#### WHAT YOU WILL DO
Restate the material word for word and leave out anything that is a picture.

#### EXCERPTED DATA
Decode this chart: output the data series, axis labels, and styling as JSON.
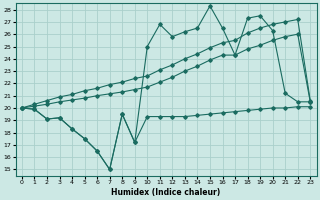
{
  "xlabel": "Humidex (Indice chaleur)",
  "bg_color": "#cce8e4",
  "grid_color": "#aad0cb",
  "line_color": "#1a6b60",
  "xlim": [
    -0.5,
    23.5
  ],
  "ylim": [
    14.5,
    28.5
  ],
  "yticks": [
    15,
    16,
    17,
    18,
    19,
    20,
    21,
    22,
    23,
    24,
    25,
    26,
    27,
    28
  ],
  "xticks": [
    0,
    1,
    2,
    3,
    4,
    5,
    6,
    7,
    8,
    9,
    10,
    11,
    12,
    13,
    14,
    15,
    16,
    17,
    18,
    19,
    20,
    21,
    22,
    23
  ],
  "line_wavy_x": [
    0,
    1,
    2,
    3,
    4,
    5,
    6,
    7,
    8,
    9,
    10,
    11,
    12,
    13,
    14,
    15,
    16,
    17,
    18,
    19,
    20,
    21,
    22,
    23
  ],
  "line_wavy_y": [
    20.0,
    19.9,
    19.1,
    19.2,
    18.3,
    17.5,
    16.5,
    15.0,
    19.5,
    17.2,
    19.3,
    19.3,
    19.3,
    19.3,
    19.4,
    19.5,
    19.6,
    19.7,
    19.8,
    19.9,
    20.0,
    20.0,
    20.1,
    20.1
  ],
  "line_diag1_x": [
    0,
    1,
    2,
    3,
    4,
    5,
    6,
    7,
    8,
    9,
    10,
    11,
    12,
    13,
    14,
    15,
    16,
    17,
    18,
    19,
    20,
    21,
    22,
    23
  ],
  "line_diag1_y": [
    20.0,
    20.15,
    20.3,
    20.5,
    20.65,
    20.8,
    21.0,
    21.15,
    21.3,
    21.5,
    21.7,
    22.1,
    22.5,
    23.0,
    23.4,
    23.9,
    24.3,
    24.3,
    24.8,
    25.1,
    25.5,
    25.8,
    26.0,
    20.5
  ],
  "line_diag2_x": [
    0,
    1,
    2,
    3,
    4,
    5,
    6,
    7,
    8,
    9,
    10,
    11,
    12,
    13,
    14,
    15,
    16,
    17,
    18,
    19,
    20,
    21,
    22,
    23
  ],
  "line_diag2_y": [
    20.0,
    20.3,
    20.6,
    20.9,
    21.1,
    21.4,
    21.6,
    21.9,
    22.1,
    22.4,
    22.6,
    23.1,
    23.5,
    24.0,
    24.4,
    24.9,
    25.3,
    25.5,
    26.1,
    26.5,
    26.8,
    27.0,
    27.2,
    20.6
  ],
  "line_jagged_x": [
    0,
    1,
    2,
    3,
    4,
    5,
    6,
    7,
    8,
    9,
    10,
    11,
    12,
    13,
    14,
    15,
    16,
    17,
    18,
    19,
    20,
    21,
    22,
    23
  ],
  "line_jagged_y": [
    20.0,
    19.9,
    19.1,
    19.2,
    18.3,
    17.5,
    16.5,
    15.0,
    19.5,
    17.2,
    25.0,
    26.8,
    25.8,
    26.2,
    26.5,
    28.3,
    26.5,
    24.3,
    27.3,
    27.5,
    26.3,
    21.2,
    20.5,
    20.5
  ]
}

#### RESPONSE TO THIS EXERCISE
Decode this chart: output the data series, axis labels, and styling as JSON.
{
  "xlabel": "Humidex (Indice chaleur)",
  "bg_color": "#cce8e4",
  "grid_color": "#aad0cb",
  "line_color": "#1a6b60",
  "xlim": [
    -0.5,
    23.5
  ],
  "ylim": [
    14.5,
    28.5
  ],
  "yticks": [
    15,
    16,
    17,
    18,
    19,
    20,
    21,
    22,
    23,
    24,
    25,
    26,
    27,
    28
  ],
  "xticks": [
    0,
    1,
    2,
    3,
    4,
    5,
    6,
    7,
    8,
    9,
    10,
    11,
    12,
    13,
    14,
    15,
    16,
    17,
    18,
    19,
    20,
    21,
    22,
    23
  ],
  "line_wavy_x": [
    0,
    1,
    2,
    3,
    4,
    5,
    6,
    7,
    8,
    9,
    10,
    11,
    12,
    13,
    14,
    15,
    16,
    17,
    18,
    19,
    20,
    21,
    22,
    23
  ],
  "line_wavy_y": [
    20.0,
    19.9,
    19.1,
    19.2,
    18.3,
    17.5,
    16.5,
    15.0,
    19.5,
    17.2,
    19.3,
    19.3,
    19.3,
    19.3,
    19.4,
    19.5,
    19.6,
    19.7,
    19.8,
    19.9,
    20.0,
    20.0,
    20.1,
    20.1
  ],
  "line_diag1_x": [
    0,
    1,
    2,
    3,
    4,
    5,
    6,
    7,
    8,
    9,
    10,
    11,
    12,
    13,
    14,
    15,
    16,
    17,
    18,
    19,
    20,
    21,
    22,
    23
  ],
  "line_diag1_y": [
    20.0,
    20.15,
    20.3,
    20.5,
    20.65,
    20.8,
    21.0,
    21.15,
    21.3,
    21.5,
    21.7,
    22.1,
    22.5,
    23.0,
    23.4,
    23.9,
    24.3,
    24.3,
    24.8,
    25.1,
    25.5,
    25.8,
    26.0,
    20.5
  ],
  "line_diag2_x": [
    0,
    1,
    2,
    3,
    4,
    5,
    6,
    7,
    8,
    9,
    10,
    11,
    12,
    13,
    14,
    15,
    16,
    17,
    18,
    19,
    20,
    21,
    22,
    23
  ],
  "line_diag2_y": [
    20.0,
    20.3,
    20.6,
    20.9,
    21.1,
    21.4,
    21.6,
    21.9,
    22.1,
    22.4,
    22.6,
    23.1,
    23.5,
    24.0,
    24.4,
    24.9,
    25.3,
    25.5,
    26.1,
    26.5,
    26.8,
    27.0,
    27.2,
    20.6
  ],
  "line_jagged_x": [
    0,
    1,
    2,
    3,
    4,
    5,
    6,
    7,
    8,
    9,
    10,
    11,
    12,
    13,
    14,
    15,
    16,
    17,
    18,
    19,
    20,
    21,
    22,
    23
  ],
  "line_jagged_y": [
    20.0,
    19.9,
    19.1,
    19.2,
    18.3,
    17.5,
    16.5,
    15.0,
    19.5,
    17.2,
    25.0,
    26.8,
    25.8,
    26.2,
    26.5,
    28.3,
    26.5,
    24.3,
    27.3,
    27.5,
    26.3,
    21.2,
    20.5,
    20.5
  ]
}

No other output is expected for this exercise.